The problem: Search the data for the word "seed". Reproduce every line where it is found.

Saved data entries

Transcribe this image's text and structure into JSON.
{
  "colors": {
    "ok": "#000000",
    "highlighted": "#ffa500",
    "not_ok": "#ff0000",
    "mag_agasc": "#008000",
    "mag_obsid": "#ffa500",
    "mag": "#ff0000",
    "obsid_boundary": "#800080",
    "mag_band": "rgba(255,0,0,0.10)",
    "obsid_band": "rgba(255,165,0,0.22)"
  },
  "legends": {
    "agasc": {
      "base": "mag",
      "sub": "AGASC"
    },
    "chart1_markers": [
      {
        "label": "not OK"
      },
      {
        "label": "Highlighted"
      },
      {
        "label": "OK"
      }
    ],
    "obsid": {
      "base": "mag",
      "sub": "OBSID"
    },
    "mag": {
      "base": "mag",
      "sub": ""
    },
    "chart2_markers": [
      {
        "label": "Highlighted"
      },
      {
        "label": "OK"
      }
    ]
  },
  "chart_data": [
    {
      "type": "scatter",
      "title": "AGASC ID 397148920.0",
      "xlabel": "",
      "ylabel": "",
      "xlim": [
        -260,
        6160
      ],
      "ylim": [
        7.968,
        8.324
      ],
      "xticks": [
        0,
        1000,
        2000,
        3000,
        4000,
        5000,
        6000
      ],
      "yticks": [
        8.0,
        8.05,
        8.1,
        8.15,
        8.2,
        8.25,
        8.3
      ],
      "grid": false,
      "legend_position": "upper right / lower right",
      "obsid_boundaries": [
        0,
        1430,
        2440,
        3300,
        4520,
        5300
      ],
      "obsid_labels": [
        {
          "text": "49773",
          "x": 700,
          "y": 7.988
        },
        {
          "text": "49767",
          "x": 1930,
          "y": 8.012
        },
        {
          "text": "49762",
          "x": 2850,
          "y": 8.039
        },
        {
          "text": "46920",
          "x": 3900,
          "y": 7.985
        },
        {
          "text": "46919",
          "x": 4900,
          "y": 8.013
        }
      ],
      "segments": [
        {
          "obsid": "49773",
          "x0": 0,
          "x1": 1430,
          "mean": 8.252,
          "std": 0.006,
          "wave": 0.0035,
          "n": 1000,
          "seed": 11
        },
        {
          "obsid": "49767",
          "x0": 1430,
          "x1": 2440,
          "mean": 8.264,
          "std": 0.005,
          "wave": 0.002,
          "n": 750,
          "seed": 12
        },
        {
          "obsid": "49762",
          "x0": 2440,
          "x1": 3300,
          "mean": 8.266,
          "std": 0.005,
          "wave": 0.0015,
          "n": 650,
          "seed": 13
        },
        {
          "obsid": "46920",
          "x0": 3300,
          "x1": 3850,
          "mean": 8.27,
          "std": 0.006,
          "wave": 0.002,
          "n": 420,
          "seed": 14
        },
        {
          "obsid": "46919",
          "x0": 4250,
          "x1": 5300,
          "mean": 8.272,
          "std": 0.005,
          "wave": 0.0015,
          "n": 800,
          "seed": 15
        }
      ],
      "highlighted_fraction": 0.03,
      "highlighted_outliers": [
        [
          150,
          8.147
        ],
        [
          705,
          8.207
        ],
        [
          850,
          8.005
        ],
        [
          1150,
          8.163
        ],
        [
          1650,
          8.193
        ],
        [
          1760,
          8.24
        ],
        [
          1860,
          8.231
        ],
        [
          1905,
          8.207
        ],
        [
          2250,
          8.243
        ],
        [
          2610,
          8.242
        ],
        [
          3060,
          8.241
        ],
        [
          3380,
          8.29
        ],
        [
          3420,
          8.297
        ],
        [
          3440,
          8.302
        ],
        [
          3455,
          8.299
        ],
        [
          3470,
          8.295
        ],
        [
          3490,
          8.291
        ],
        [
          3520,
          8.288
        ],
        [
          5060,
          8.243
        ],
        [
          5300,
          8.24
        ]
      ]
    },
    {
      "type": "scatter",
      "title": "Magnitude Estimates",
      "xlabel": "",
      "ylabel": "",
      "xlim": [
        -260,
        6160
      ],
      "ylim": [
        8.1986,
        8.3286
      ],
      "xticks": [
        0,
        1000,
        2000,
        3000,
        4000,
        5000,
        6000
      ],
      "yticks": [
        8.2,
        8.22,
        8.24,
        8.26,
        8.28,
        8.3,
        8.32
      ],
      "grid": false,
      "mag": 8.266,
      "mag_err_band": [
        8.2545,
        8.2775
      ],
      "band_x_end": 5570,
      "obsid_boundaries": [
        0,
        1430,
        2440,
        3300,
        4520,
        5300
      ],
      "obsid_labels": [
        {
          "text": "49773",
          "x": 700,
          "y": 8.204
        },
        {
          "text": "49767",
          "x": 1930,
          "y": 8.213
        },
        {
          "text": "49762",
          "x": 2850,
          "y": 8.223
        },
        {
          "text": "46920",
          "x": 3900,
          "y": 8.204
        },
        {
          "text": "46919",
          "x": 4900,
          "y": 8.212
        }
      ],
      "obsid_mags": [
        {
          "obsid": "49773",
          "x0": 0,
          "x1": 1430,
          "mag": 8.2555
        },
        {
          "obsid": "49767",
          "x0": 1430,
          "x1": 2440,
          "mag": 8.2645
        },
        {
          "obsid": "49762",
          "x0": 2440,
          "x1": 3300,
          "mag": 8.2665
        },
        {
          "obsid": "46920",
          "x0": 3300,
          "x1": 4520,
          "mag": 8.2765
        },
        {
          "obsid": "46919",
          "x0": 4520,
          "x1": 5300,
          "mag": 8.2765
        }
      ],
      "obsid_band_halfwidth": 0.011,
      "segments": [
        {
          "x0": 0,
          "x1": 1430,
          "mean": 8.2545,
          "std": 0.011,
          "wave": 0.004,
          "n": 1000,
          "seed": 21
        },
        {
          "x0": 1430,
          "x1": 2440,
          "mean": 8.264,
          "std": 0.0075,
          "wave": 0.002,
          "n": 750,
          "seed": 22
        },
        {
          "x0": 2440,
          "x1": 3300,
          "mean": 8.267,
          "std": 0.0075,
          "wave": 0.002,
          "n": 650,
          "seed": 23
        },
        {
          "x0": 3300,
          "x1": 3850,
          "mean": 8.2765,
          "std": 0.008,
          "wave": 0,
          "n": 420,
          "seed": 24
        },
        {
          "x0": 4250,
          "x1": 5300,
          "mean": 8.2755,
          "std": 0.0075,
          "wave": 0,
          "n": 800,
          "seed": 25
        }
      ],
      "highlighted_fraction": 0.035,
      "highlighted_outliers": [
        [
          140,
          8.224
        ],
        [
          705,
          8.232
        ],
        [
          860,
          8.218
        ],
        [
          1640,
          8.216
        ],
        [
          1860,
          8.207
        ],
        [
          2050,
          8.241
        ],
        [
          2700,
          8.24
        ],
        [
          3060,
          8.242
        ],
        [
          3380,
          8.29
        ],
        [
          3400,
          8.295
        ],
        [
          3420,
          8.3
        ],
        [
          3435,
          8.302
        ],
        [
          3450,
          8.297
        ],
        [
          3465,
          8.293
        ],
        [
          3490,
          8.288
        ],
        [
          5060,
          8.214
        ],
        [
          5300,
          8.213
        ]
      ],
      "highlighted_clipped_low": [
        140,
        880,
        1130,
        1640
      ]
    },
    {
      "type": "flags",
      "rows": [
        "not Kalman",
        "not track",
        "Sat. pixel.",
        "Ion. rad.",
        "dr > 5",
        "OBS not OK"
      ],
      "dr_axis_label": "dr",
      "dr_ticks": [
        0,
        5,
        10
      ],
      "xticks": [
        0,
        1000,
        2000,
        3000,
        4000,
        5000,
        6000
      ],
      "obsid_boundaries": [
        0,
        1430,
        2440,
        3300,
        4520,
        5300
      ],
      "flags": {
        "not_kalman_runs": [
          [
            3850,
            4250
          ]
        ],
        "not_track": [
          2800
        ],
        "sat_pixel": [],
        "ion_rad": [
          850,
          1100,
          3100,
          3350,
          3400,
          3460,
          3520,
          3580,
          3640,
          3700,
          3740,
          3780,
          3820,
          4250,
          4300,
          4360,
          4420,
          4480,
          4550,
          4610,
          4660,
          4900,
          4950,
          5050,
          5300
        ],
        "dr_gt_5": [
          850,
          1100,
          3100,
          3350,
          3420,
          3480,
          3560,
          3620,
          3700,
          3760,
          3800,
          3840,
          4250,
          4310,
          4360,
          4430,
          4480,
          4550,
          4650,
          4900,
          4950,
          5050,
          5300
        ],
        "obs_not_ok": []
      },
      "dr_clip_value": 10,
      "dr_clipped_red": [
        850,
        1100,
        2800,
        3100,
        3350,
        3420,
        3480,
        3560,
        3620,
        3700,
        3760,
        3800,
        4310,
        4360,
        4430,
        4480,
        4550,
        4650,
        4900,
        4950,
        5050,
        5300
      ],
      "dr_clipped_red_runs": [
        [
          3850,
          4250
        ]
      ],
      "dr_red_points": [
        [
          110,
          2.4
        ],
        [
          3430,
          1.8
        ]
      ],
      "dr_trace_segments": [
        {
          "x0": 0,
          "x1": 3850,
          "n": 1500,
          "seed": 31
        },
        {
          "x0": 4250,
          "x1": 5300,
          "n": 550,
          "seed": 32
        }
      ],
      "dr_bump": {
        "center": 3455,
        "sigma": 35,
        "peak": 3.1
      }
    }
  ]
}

Written response:
          "seed": 11
          "seed": 12
          "seed": 13
          "seed": 14
          "seed": 15
          "seed": 21
          "seed": 22
          "seed": 23
          "seed": 24
          "seed": 25
          "seed": 31
          "seed": 32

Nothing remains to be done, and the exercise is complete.